_Requirements_.
Will you print the material line for line, from its very first line through the line containing "text-line-with-heading <box>140 855", with both of those lines included?

Element and coordinate records
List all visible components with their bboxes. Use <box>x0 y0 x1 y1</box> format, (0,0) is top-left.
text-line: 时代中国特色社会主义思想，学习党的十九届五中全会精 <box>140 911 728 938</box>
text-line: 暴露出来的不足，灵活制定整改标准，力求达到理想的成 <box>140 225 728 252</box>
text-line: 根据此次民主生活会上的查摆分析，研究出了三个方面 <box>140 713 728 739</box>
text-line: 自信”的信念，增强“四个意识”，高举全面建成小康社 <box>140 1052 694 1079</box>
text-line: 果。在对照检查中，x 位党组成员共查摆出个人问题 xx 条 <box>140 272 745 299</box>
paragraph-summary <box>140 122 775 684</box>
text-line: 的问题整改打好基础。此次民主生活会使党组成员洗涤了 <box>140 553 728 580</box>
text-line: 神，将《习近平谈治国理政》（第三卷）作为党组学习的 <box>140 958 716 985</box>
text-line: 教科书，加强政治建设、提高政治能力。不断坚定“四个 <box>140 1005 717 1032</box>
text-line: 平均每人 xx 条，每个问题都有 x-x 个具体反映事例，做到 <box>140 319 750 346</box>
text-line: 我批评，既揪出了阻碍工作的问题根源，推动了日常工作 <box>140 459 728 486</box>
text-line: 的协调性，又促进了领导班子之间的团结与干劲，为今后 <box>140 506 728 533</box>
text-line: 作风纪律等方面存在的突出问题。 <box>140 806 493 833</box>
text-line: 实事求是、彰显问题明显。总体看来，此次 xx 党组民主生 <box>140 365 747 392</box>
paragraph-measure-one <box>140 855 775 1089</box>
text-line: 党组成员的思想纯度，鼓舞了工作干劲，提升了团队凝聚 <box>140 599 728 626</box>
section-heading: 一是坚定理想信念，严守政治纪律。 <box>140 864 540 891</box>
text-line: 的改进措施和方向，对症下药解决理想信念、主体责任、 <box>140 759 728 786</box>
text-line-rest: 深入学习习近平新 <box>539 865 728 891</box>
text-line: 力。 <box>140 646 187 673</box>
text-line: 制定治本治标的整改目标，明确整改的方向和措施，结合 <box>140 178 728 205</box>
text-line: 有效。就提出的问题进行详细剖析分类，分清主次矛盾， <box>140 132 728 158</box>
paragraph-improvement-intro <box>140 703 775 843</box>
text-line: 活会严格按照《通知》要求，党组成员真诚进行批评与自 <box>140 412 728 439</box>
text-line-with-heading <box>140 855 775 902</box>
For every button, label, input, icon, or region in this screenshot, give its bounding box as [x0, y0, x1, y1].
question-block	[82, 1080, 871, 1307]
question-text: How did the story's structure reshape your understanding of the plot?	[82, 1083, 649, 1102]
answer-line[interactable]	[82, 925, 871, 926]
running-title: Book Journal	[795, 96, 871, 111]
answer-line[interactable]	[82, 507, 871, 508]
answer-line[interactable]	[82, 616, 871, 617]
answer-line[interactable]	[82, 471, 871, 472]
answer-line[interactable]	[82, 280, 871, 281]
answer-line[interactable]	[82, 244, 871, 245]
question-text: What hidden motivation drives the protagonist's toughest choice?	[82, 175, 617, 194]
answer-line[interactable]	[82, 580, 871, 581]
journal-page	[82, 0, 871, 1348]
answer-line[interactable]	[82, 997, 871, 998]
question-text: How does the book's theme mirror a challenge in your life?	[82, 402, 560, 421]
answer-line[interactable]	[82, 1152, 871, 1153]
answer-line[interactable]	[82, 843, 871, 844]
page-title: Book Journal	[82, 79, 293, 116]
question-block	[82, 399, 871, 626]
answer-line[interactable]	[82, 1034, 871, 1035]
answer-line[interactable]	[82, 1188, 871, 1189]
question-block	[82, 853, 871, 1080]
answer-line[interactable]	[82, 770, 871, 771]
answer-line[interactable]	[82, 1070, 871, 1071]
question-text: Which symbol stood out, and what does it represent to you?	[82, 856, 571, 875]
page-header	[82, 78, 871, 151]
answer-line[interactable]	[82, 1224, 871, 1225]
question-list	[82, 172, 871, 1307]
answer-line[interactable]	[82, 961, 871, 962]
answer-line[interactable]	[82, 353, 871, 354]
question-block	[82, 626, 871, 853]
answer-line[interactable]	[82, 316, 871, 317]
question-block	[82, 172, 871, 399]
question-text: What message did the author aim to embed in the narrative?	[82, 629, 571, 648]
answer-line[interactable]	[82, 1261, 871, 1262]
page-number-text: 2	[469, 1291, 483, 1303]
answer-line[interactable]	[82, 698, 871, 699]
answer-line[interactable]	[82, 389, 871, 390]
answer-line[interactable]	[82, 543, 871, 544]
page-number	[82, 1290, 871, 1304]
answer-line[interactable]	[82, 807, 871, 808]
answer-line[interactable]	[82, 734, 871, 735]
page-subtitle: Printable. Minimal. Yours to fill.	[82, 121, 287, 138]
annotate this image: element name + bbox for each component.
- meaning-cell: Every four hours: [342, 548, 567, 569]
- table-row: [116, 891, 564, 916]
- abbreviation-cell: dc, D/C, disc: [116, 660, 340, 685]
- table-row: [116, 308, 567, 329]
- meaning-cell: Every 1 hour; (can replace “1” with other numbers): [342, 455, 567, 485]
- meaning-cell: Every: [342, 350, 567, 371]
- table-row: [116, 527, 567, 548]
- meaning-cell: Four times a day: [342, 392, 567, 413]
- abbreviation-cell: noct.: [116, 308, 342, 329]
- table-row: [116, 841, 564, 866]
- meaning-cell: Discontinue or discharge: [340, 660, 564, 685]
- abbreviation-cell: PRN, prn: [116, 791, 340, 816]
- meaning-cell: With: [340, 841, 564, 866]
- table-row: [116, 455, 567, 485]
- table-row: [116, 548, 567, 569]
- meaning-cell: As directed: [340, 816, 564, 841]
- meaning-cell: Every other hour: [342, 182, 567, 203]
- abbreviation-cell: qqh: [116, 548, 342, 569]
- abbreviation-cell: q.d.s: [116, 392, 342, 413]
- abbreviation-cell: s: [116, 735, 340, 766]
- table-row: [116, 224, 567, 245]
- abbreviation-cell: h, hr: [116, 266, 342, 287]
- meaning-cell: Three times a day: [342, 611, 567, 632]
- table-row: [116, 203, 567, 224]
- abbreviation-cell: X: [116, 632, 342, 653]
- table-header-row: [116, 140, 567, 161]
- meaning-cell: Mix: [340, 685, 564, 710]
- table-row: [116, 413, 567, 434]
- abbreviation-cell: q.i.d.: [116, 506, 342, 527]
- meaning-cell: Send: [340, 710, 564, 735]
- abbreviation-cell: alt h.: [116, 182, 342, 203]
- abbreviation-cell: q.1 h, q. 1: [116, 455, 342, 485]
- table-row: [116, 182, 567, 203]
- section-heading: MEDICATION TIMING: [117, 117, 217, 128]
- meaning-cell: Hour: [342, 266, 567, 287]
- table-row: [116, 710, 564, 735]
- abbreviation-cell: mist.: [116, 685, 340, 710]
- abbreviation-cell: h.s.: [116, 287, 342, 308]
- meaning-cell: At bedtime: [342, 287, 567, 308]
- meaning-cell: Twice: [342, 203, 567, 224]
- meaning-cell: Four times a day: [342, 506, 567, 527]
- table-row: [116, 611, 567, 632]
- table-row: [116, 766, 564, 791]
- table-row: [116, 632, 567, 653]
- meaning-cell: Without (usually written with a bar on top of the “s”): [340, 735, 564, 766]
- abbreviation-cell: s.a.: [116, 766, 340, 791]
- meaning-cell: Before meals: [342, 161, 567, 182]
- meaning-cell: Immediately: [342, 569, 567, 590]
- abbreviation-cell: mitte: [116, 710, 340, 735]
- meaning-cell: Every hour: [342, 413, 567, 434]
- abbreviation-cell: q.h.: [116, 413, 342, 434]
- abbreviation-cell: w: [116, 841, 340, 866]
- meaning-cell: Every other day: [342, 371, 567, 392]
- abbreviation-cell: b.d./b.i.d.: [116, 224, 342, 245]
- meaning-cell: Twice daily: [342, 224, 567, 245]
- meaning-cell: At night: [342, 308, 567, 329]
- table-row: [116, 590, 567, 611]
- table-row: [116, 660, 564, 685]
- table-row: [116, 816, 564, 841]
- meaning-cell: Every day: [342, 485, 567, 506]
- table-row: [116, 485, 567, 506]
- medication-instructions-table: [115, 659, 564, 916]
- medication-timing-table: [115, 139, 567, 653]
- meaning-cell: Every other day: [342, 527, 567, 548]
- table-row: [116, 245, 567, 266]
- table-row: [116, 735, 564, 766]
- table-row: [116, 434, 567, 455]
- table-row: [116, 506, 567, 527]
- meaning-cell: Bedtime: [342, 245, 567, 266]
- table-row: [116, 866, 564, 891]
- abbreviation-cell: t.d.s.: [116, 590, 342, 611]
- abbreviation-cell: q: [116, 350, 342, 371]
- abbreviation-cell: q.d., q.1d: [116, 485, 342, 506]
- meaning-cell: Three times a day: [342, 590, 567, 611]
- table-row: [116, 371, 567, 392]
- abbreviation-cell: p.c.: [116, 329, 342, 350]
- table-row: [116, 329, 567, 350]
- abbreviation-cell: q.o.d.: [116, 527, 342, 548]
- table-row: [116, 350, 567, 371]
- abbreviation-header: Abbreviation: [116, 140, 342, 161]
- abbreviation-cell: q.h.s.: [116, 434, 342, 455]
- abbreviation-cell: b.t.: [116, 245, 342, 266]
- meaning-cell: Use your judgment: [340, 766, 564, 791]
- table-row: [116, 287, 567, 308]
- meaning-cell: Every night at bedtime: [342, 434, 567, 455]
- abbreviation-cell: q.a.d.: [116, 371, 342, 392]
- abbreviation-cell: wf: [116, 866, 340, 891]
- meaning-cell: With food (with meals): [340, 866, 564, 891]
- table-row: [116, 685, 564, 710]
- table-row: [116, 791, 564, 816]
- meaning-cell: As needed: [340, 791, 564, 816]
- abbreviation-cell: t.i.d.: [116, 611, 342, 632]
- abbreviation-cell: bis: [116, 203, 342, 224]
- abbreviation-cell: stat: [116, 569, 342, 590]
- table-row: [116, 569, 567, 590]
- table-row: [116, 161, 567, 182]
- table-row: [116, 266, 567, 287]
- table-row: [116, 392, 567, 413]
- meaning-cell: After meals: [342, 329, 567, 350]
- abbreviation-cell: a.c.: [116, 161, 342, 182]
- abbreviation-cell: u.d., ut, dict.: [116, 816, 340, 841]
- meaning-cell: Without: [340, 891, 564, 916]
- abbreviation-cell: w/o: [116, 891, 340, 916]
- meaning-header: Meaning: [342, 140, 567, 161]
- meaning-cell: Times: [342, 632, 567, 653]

_Answer for the task_.
List all visible components with their bboxes. Use <box>x0 y0 x1 y1</box> format, (0,0) is top-left.
text-line: 时代中国特色社会主义思想，学习党的十九届五中全会精 <box>140 911 728 938</box>
text-line: 暴露出来的不足，灵活制定整改标准，力求达到理想的成 <box>140 225 728 252</box>
text-line: 根据此次民主生活会上的查摆分析，研究出了三个方面 <box>140 713 728 739</box>
text-line: 自信”的信念，增强“四个意识”，高举全面建成小康社 <box>140 1052 694 1079</box>
text-line: 果。在对照检查中，x 位党组成员共查摆出个人问题 xx 条 <box>140 272 745 299</box>
paragraph-summary <box>140 122 775 684</box>
text-line: 的问题整改打好基础。此次民主生活会使党组成员洗涤了 <box>140 553 728 580</box>
text-line: 神，将《习近平谈治国理政》（第三卷）作为党组学习的 <box>140 958 716 985</box>
text-line: 教科书，加强政治建设、提高政治能力。不断坚定“四个 <box>140 1005 717 1032</box>
text-line: 平均每人 xx 条，每个问题都有 x-x 个具体反映事例，做到 <box>140 319 750 346</box>
text-line: 我批评，既揪出了阻碍工作的问题根源，推动了日常工作 <box>140 459 728 486</box>
text-line: 的协调性，又促进了领导班子之间的团结与干劲，为今后 <box>140 506 728 533</box>
text-line: 作风纪律等方面存在的突出问题。 <box>140 806 493 833</box>
text-line: 实事求是、彰显问题明显。总体看来，此次 xx 党组民主生 <box>140 365 747 392</box>
paragraph-measure-one <box>140 855 775 1089</box>
text-line: 党组成员的思想纯度，鼓舞了工作干劲，提升了团队凝聚 <box>140 599 728 626</box>
section-heading: 一是坚定理想信念，严守政治纪律。 <box>140 864 540 891</box>
text-line: 的改进措施和方向，对症下药解决理想信念、主体责任、 <box>140 759 728 786</box>
text-line-rest: 深入学习习近平新 <box>539 865 728 891</box>
text-line: 力。 <box>140 646 187 673</box>
text-line: 制定治本治标的整改目标，明确整改的方向和措施，结合 <box>140 178 728 205</box>
text-line: 有效。就提出的问题进行详细剖析分类，分清主次矛盾， <box>140 132 728 158</box>
paragraph-improvement-intro <box>140 703 775 843</box>
text-line: 活会严格按照《通知》要求，党组成员真诚进行批评与自 <box>140 412 728 439</box>
text-line-with-heading <box>140 855 775 902</box>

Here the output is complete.